## TASK MATERIAL
'''
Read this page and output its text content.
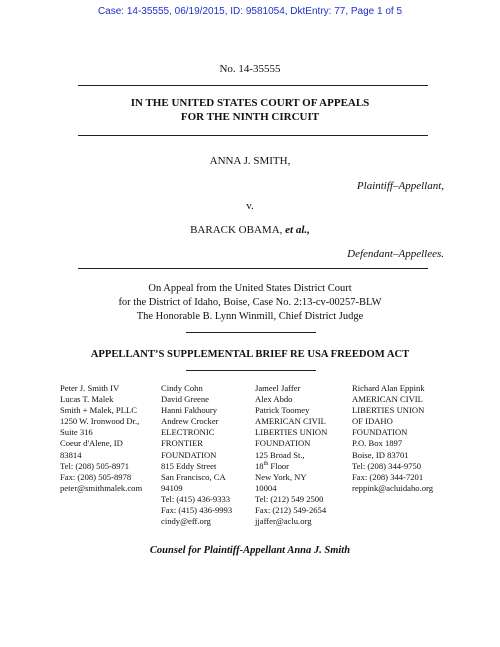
Case: 14-35555, 06/19/2015, ID: 9581054, DktEntry: 77, Page 1 of 5
No. 14-35555
IN THE UNITED STATES COURT OF APPEALS
FOR THE NINTH CIRCUIT
ANNA J. SMITH,
Plaintiff–Appellant,
v.
BARACK OBAMA, et al.,
Defendant–Appellees.
On Appeal from the United States District Court
for the District of Idaho, Boise, Case No. 2:13-cv-00257-BLW
The Honorable B. Lynn Winmill, Chief District Judge
APPELLANT’S SUPPLEMENTAL BRIEF RE USA FREEDOM ACT
Peter J. Smith IV
Lucas T. Malek
Smith + Malek, PLLC
1250 W. Ironwood Dr.,
Suite 316
Coeur d'Alene, ID
83814
Tel: (208) 505-8971
Fax: (208) 505-8978
peter@smithmalek.com
Cindy Cohn
David Greene
Hanni Fakhoury
Andrew Crocker
ELECTRONIC
FRONTIER
FOUNDATION
815 Eddy Street
San Francisco, CA
94109
Tel: (415) 436-9333
Fax: (415) 436-9993
cindy@eff.org
Jameel Jaffer
Alex Abdo
Patrick Toomey
AMERICAN CIVIL
LIBERTIES UNION
FOUNDATION
125 Broad St.,
18th Floor
New York, NY
10004
Tel: (212) 549 2500
Fax: (212) 549-2654
jjaffer@aclu.org
Richard Alan Eppink
AMERICAN CIVIL
LIBERTIES UNION
OF IDAHO
FOUNDATION
P.O. Box 1897
Boise, ID 83701
Tel: (208) 344-9750
Fax: (208) 344-7201
reppink@acluidaho.org
Counsel for Plaintiff-Appellant Anna J. Smith
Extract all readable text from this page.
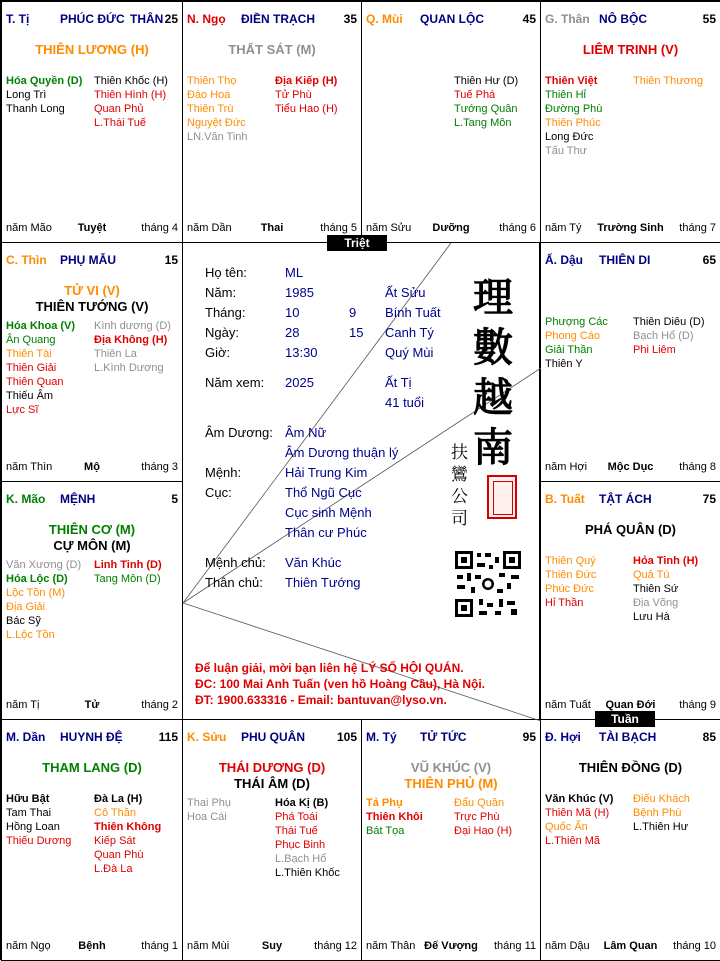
T. Tị	PHÚC ĐỨC THÂN 25
THIÊN LƯƠNG (H)
Hóa Quyền (D)
Long Trì
Thanh Long
Thiên Khốc (H)
Thiên Hình (H)
Quan Phủ
L.Thái Tuế
năm Mão	Tuyệt	tháng 4
N. Ngọ ĐIỀN TRẠCH 35
THẤT SÁT (M)
Thiên Thọ
Đào Hoa
Thiên Trù
Nguyệt Đức
LN.Văn Tinh
Địa Kiếp (H)
Tử Phù
Tiểu Hao (H)
năm Dần	Thai	tháng 5
Q. Mùi QUAN LỘC	45
Thiên Hư (D)
Tuế Phá
Tướng Quân
L.Tang Môn
năm Sửu	Dưỡng	tháng 6
G. Thân NÔ BỘC	55
LIÊM TRINH (V)
Thiên Việt
Thiên Hỉ
Đường Phù
Thiên Phúc
Long Đức
Tấu Thư
Thiên Thương
năm Tý	Trường Sinh	tháng 7
C. Thìn PHỤ MẪU	15
TỬ VI (V)
THIÊN TƯỚNG (V)
Hóa Khoa (V)
Ân Quang
Thiên Tài
Thiên Giải
Thiên Quan
Thiếu Âm
Lực Sĩ
Kình dương (D)
Địa Không (H)
Thiên La
L.Kình Dương
năm Thìn	Mộ	tháng 3
Ấ. Dậu THIÊN DI	65
Phượng Các
Phong Cáo
Giải Thần
Thiên Y
Thiên Diêu (D)
Bạch Hổ (D)
Phi Liêm
năm Hợi	Mộc Dục	tháng 8
K. Mão MỆNH	5
THIÊN CƠ (M)
CỰ MÔN (M)
Văn Xương (D)
Hóa Lộc (D)
Lộc Tồn (M)
Địa Giải
Bác Sỹ
L.Lộc Tồn
Linh Tinh (D)
Tang Môn (D)
năm Tị	Tử	tháng 2
B. Tuất TẬT ÁCH	75
PHÁ QUÂN (D)
Thiên Quý
Thiên Đức
Phúc Đức
Hỉ Thần
Hỏa Tinh (H)
Quả Tú
Thiên Sứ
Địa Võng
Lưu Hà
năm Tuất	Quan Đới	tháng 9
M. Dần HUYNH ĐỆ	115
THAM LANG (D)
Hữu Bật
Tam Thai
Hồng Loan
Thiếu Dương
Đà La (H)
Cô Thần
Thiên Không
Kiếp Sát
Quan Phù
L.Đà La
năm Ngọ	Bệnh	tháng 1
K. Sửu PHU QUÂN	105
THÁI DƯƠNG (D)
THÁI ÂM (D)
Thai Phụ
Hoa Cái
Hóa Kị (B)
Phá Toái
Thái Tuế
Phục Binh
L.Bạch Hổ
L.Thiên Khốc
năm Mùi	Suy	tháng 12
M. Tý TỬ TỨC	95
VŨ KHÚC (V)
THIÊN PHỦ (M)
Tả Phụ
Thiên Khôi
Bát Tọa
Đẩu Quân
Trực Phù
Đại Hao (H)
năm Thân Đế Vượng	tháng 11
Đ. Hợi TÀI BẠCH	85
THIÊN ĐỒNG (D)
Văn Khúc (V)
Thiên Mã (H)
Quốc Ấn
L.Thiên Mã
Điếu Khách
Bệnh Phù
L.Thiên Hư
năm Dậu	Lâm Quan	tháng 10
Họ tên:	ML
Năm:	1985	Ất Sửu
Tháng:	10	9 Bính Tuất
Ngày:	28	15 Canh Tý
Giờ:	13:30	Quý Mùi
Năm xem: 2025	Ất Tị
41 tuổi
Âm Dương: Âm Nữ
Âm Dương thuận lý
Mệnh:	Hải Trung Kim
Cục:	Thổ Ngũ Cục
Cục sinh Mệnh
Thân cư Phúc
Mệnh chủ: Văn Khúc
Thân chủ: Thiên Tướng
理
數
越
南
扶
鸞
公
司
Để luận giải, mời bạn liên hệ LÝ SỐ HỘI QUÁN.
ĐC: 100 Mai Anh Tuấn (ven hồ Hoàng Cầu), Hà Nội.
ĐT: 1900.633316 - Email: bantuvan@lyso.vn.
Triệt
Tuần
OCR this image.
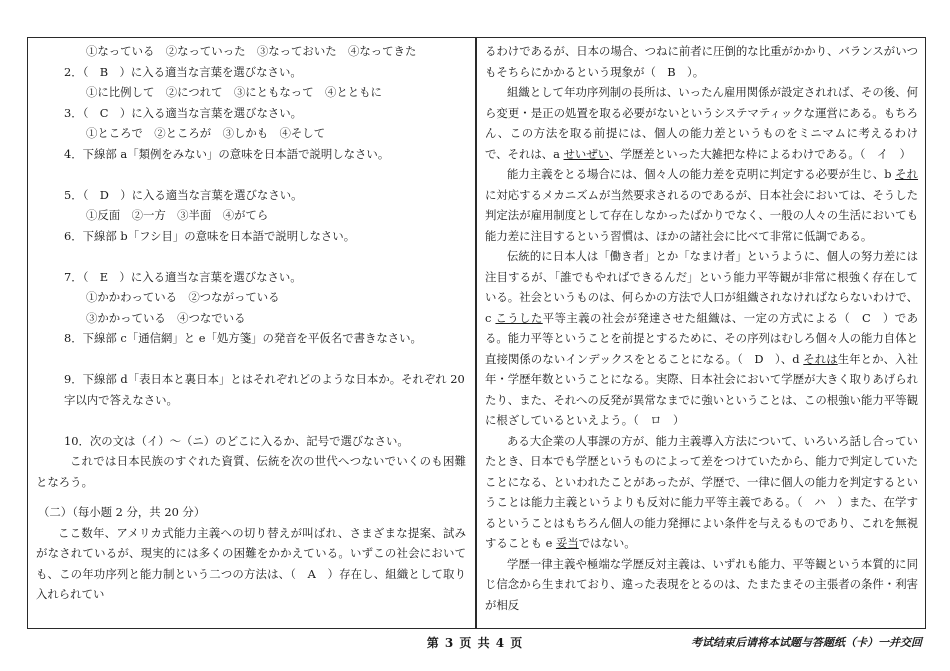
①なっている　②なっていった　③なっておいた　④なってきた
2．（　B　）に入る適当な言葉を選びなさい。
①に比例して　②につれて　③にともなって　④とともに
3．（　C　）に入る適当な言葉を選びなさい。
①ところで　②ところが　③しかも　④そして
4．下線部 a「類例をみない」の意味を日本語で説明しなさい。
5．（　D　）に入る適当な言葉を選びなさい。
①反面　②一方　③半面　④がてら
6．下線部 b「フシ目」の意味を日本語で説明しなさい。
7．（　E　）に入る適当な言葉を選びなさい。
①かかわっている　②つながっている
③かかっている　④つなでいる
8．下線部 c「通信網」と e「処方箋」の発音を平仮名で書きなさい。
9．下線部 d「表日本と裏日本」とはそれぞれどのような日本か。それぞれ 20 字以内で答えなさい。
10．次の文は（イ）～（ニ）のどこに入るか、記号で選びなさい。
これでは日本民族のすぐれた資質、伝統を次の世代へつないでいくのも困難となろう。
（二）（每小题 2 分，共 20 分）
ここ数年、アメリカ式能力主義への切り替えが叫ばれ、さまざまな提案、試みがなされているが、現実的には多くの困難をかかえている。いずこの社会においても、この年功序列と能力制という二つの方法は、（　A　）存在し、組織として取り入れられてい
るわけであるが、日本の場合、つねに前者に圧倒的な比重がかかり、バランスがいつもそちらにかかるという現象が（　B　）。
組織として年功序列制の長所は、いったん雇用関係が設定されれば、その後、何ら変更・是正の処置を取る必要がないというシステマティックな運営にある。もちろん、この方法を取る前提には、個人の能力差というものをミニマムに考えるわけで、それは、a せいぜい、学歴差といった大雑把な枠によるわけである。（　イ　）
能力主義をとる場合には、個々人の能力差を克明に判定する必要が生じ、b それに対応するメカニズムが当然要求されるのであるが、日本社会においては、そうした判定法が雇用制度として存在しなかったばかりでなく、一般の人々の生活においても能力差に注目するという習慣は、ほかの諸社会に比べて非常に低調である。
伝統的に日本人は「働き者」とか「なまけ者」というように、個人の努力差には注目するが、「誰でもやればできるんだ」という能力平等観が非常に根強く存在している。社会というものは、何らかの方法で人口が組織されなければならないわけで、c こうした平等主義の社会が発達させた組織は、一定の方式による（　C　）である。能力平等ということを前提とするために、その序列はむしろ個々人の能力自体と直接関係のないインデックスをとることになる。（　D　）、d それは生年とか、入社年・学歴年数ということになる。実際、日本社会において学歴が大きく取りあげられたり、また、それへの反発が異常なまでに強いということは、この根強い能力平等観に根ざしているといえよう。（　ロ　）
ある大企業の人事課の方が、能力主義導入方法について、いろいろ話し合っていたとき、日本でも学歴というものによって差をつけていたから、能力で判定していたことになる、といわれたことがあったが、学歴で、一律に個人の能力を判定するということは能力主義というよりも反対に能力平等主義である。（　ハ　）また、在学するということはもちろん個人の能力発揮によい条件を与えるものであり、これを無視することも e 妥当ではない。
学歴一律主義や極端な学歴反対主義は、いずれも能力、平等観という本質的に同じ信念から生まれており、違った表現をとるのは、たまたまその主張者の条件・利害が相反
第 3 页 共 4 页	考试结束后请将本试题与答题纸（卡）一并交回
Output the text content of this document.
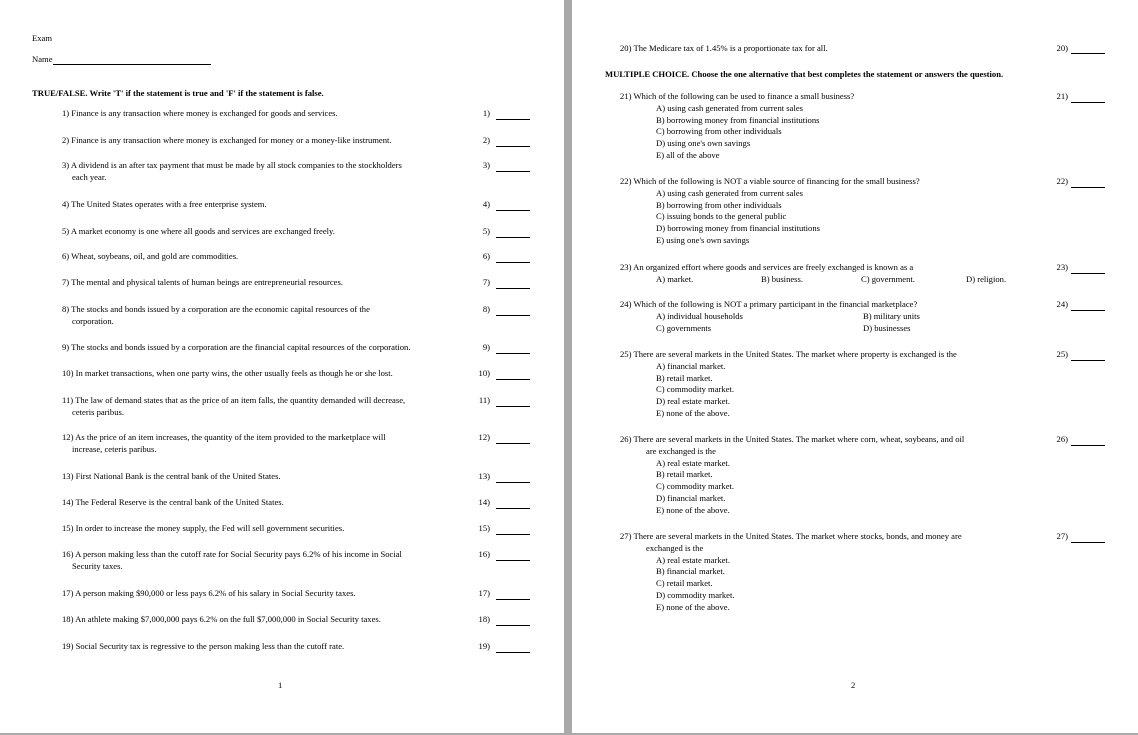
Exam
Name
TRUE/FALSE. Write 'T' if the statement is true and 'F' if the statement is false.
1) Finance is any transaction where money is exchanged for goods and services.	1)
2) Finance is any transaction where money is exchanged for money or a money-like instrument.	2)
3) A dividend is an after tax payment that must be made by all stock companies to the stockholders
each year.
3)
4) The United States operates with a free enterprise system.	4)
5) A market economy is one where all goods and services are exchanged freely.	5)
6) Wheat, soybeans, oil, and gold are commodities.	6)
7) The mental and physical talents of human beings are entrepreneurial resources.	7)
8) The stocks and bonds issued by a corporation are the economic capital resources of the
corporation.
8)
9) The stocks and bonds issued by a corporation are the financial capital resources of the corporation.	9)
10) In market transactions, when one party wins, the other usually feels as though he or she lost.	10)
11) The law of demand states that as the price of an item falls, the quantity demanded will decrease,
ceteris paribus.
11)
12) As the price of an item increases, the quantity of the item provided to the marketplace will
increase, ceteris paribus.
12)
13) First National Bank is the central bank of the United States.	13)
14) The Federal Reserve is the central bank of the United States.	14)
15) In order to increase the money supply, the Fed will sell government securities.	15)
16) A person making less than the cutoff rate for Social Security pays 6.2% of his income in Social
Security taxes.
16)
17) A person making $90,000 or less pays 6.2% of his salary in Social Security taxes.	17)
18) An athlete making $7,000,000 pays 6.2% on the full $7,000,000 in Social Security taxes.	18)
19) Social Security tax is regressive to the person making less than the cutoff rate.	19)
1
20) The Medicare tax of 1.45% is a proportionate tax for all.	20)
MULTIPLE CHOICE. Choose the one alternative that best completes the statement or answers the question.
21) Which of the following can be used to finance a small business?
A) using cash generated from current sales
B) borrowing money from financial institutions
C) borrowing from other individuals
D) using one's own savings
E) all of the above
21)
22) Which of the following is NOT a viable source of financing for the small business?
A) using cash generated from current sales
B) borrowing from other individuals
C) issuing bonds to the general public
D) borrowing money from financial institutions
E) using one's own savings
22)
23) An organized effort where goods and services are freely exchanged is known as a
A) market.	B) business.	C) government.	D) religion.
23)
24) Which of the following is NOT a primary participant in the financial marketplace?
A) individual households	B) military units
C) governments	D) businesses
24)
25) There are several markets in the United States. The market where property is exchanged is the
A) financial market.
B) retail market.
C) commodity market.
D) real estate market.
E) none of the above.
25)
26) There are several markets in the United States. The market where corn, wheat, soybeans, and oil
are exchanged is the
A) real estate market.
B) retail market.
C) commodity market.
D) financial market.
E) none of the above.
26)
27) There are several markets in the United States. The market where stocks, bonds, and money are
exchanged is the
A) real estate market.
B) financial market.
C) retail market.
D) commodity market.
E) none of the above.
27)
2
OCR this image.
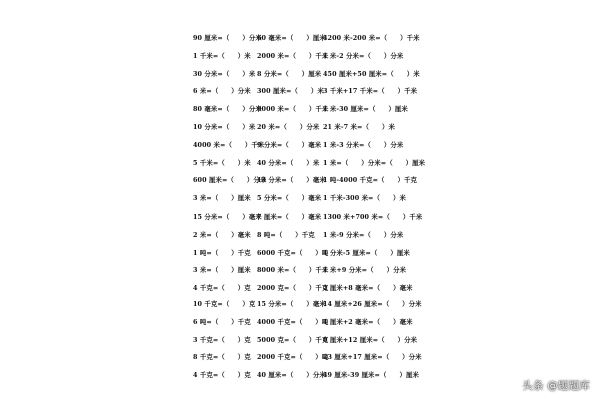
90 厘米=（　　）分米
60 毫米=（　　）厘米
4200 米-200 米=（　　）千米
1 千米=（　　）米 2000 米=（　　）千米
1 米-2 分米=（　　）分米
30 分米=（　　）米 8 分米=（　　）厘米 450 厘米+50 厘米=（　　）米
6 米=（　　）分米 300 厘米=（　　）米 3 千米+17 千米=（　　）千米
80 毫米=（　　）分米
9000 米=（　　）千米
1 米-30 厘米=（　　）厘米
10 分米=（　　）米 20 米=（　　）分米 21 米-7 米=（　　）米
4000 米=（　　）千米
9 分米=（　　）毫米 1 米-3 分米=（　　）分米
5 千米=（　　）米 40 分米=（　　）米 1 米=（　　）分米=（　　）厘米
600 厘米=（　　）分米
13 分米=（　　）毫米
1 吨-4000 千克=（　　）千克
3 米=（　　）厘米 5 分米=（　　）毫米 1 千米-300 米=（　　）米
15 分米=（　　）毫米
7 厘米=（　　）毫米 1300 米+700 米=（　　）千米
2 米=（　　）毫米 8 吨=（　　）千克 1 米-9 分米=（　　）分米
1 吨=（　　）千克 6000 千克=（　　）吨
1 分米-5 厘米=（　　）厘米
3 米=（　　）厘米 8000 米=（　　）千米
1 米+9 分米=（　　）分米
4 千克=（　　）克 2000 克=（　　）千克
2 厘米+8 毫米=（　　）毫米
10 千克=（　　）克 15 分米=（　　）毫米
14 厘米+26 厘米=（　　）分米
6 吨=（　　）千克 4000 千克=（　　）吨
1 厘米+2 毫米=（　　）毫米
3 千克=（　　）克 5000 克=（　　）千克
8 厘米+12 厘米=（　　）分米
8 千克=（　　）克 2000 千克=（　　）吨
23 厘米+17 厘米=（　　）分米
4 千克=（　　）克 40 厘米=（　　）分米
49 厘米-39 厘米=（　　）厘米
头条 @题题库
'''
Gather each line from the listing above that holds "soybeans".

## REPLY TO THE EXERCISE
6) Wheat, soybeans, oil, and gold are commodities.	6)
26) There are several markets in the United States. The market where corn, wheat, soybeans, and oil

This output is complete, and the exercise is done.